AIM OF THE EXERCISE:
Without including any images, repeat the data exactly.

ENTRIES SUPPLIED:
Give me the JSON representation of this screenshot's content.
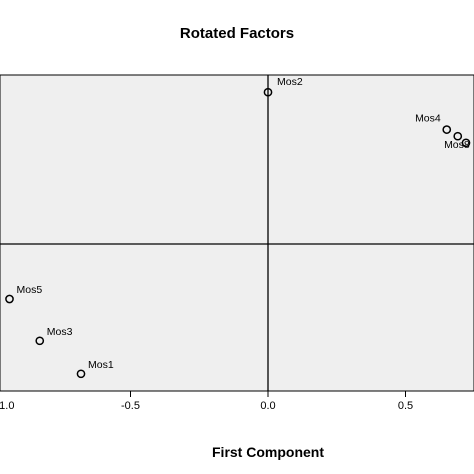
{
  "chart_data": {
    "type": "scatter",
    "title": "Rotated Factors",
    "xlabel": "First Component",
    "ylabel": "",
    "xlim": [
      -0.97,
      0.76
    ],
    "ylim": [
      -0.97,
      0.76
    ],
    "xticks": [
      -1.0,
      -0.5,
      0.0,
      0.5
    ],
    "xtick_labels": [
      "-1.0",
      "-0.5",
      "0.0",
      "0.5"
    ],
    "reference_lines": {
      "x": 0,
      "y": 0
    },
    "grid": false,
    "plot_background": "#efefef",
    "points": [
      {
        "label": "Mos2",
        "x": 0.0,
        "y": 0.69
      },
      {
        "label": "Mos4",
        "x": 0.65,
        "y": 0.52
      },
      {
        "label": "Mos8",
        "x": 0.69,
        "y": 0.49
      },
      {
        "label": "",
        "x": 0.72,
        "y": 0.46
      },
      {
        "label": "Mos5",
        "x": -0.94,
        "y": -0.25
      },
      {
        "label": "Mos3",
        "x": -0.83,
        "y": -0.44
      },
      {
        "label": "Mos1",
        "x": -0.68,
        "y": -0.59
      }
    ]
  }
}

RESPONSE TO THIS TASK:
Give me the JSON representation of this screenshot's content.
{
  "chart_data": {
    "type": "scatter",
    "title": "Rotated Factors",
    "xlabel": "First Component",
    "ylabel": "",
    "xlim": [
      -0.97,
      0.76
    ],
    "ylim": [
      -0.97,
      0.76
    ],
    "xticks": [
      -1.0,
      -0.5,
      0.0,
      0.5
    ],
    "xtick_labels": [
      "-1.0",
      "-0.5",
      "0.0",
      "0.5"
    ],
    "reference_lines": {
      "x": 0,
      "y": 0
    },
    "grid": false,
    "plot_background": "#efefef",
    "points": [
      {
        "label": "Mos2",
        "x": 0.0,
        "y": 0.69
      },
      {
        "label": "Mos4",
        "x": 0.65,
        "y": 0.52
      },
      {
        "label": "Mos8",
        "x": 0.69,
        "y": 0.49
      },
      {
        "label": "",
        "x": 0.72,
        "y": 0.46
      },
      {
        "label": "Mos5",
        "x": -0.94,
        "y": -0.25
      },
      {
        "label": "Mos3",
        "x": -0.83,
        "y": -0.44
      },
      {
        "label": "Mos1",
        "x": -0.68,
        "y": -0.59
      }
    ]
  }
}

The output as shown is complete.